Exercise description:
Check every line of the data below for the string "title", and copy the ones that hold it.

#####

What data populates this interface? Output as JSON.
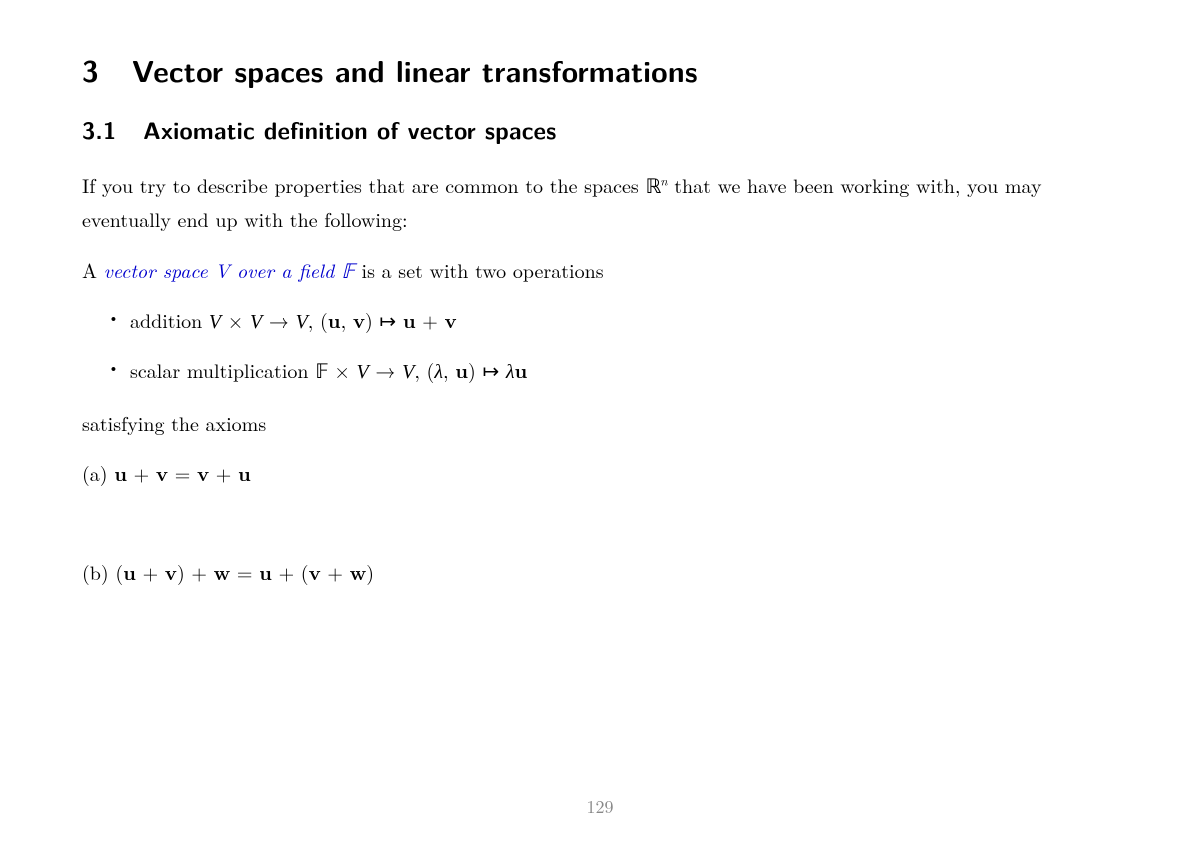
{
  "section": {
    "number": "3",
    "title": "Vector spaces and linear transformations"
  },
  "subsection": {
    "number": "3.1",
    "title": "Axiomatic definition of vector spaces"
  },
  "intro_part1": "If you try to describe properties that are common to the spaces ",
  "intro_rn_R": "ℝ",
  "intro_rn_sup": "n",
  "intro_part2": " that we have been working with, you may eventually end up with the following:",
  "def_lead": "A ",
  "def_blue": "vector space V  over a field 𝔽",
  "def_tail": " is a set with two operations",
  "op_add": {
    "label": "addition ",
    "V": "V",
    "times": " × ",
    "arrow": " → ",
    "comma_open": ", (",
    "u": "u",
    "sep": ", ",
    "v": "v",
    "close": ")",
    "mapsto": " ↦ ",
    "plus": " + "
  },
  "op_scal": {
    "label": "scalar multiplication ",
    "F": "𝔽",
    "times": " × ",
    "V": "V",
    "arrow": " → ",
    "comma_open": ", (",
    "lambda": "λ",
    "sep": ", ",
    "u": "u",
    "close": ")",
    "mapsto": " ↦ "
  },
  "satisfying": "satisfying the axioms",
  "axiom_a": {
    "label": "(a) ",
    "u": "u",
    "plus": " + ",
    "v": "v",
    "eq": " = "
  },
  "axiom_b": {
    "label": "(b) ",
    "open": "(",
    "u": "u",
    "plus": " + ",
    "v": "v",
    "close": ")",
    "w": "w",
    "eq": " = "
  },
  "page_number": "129"
}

#####

Task result:
    "title": "Vector spaces and linear transformations"
    "title": "Axiomatic definition of vector spaces"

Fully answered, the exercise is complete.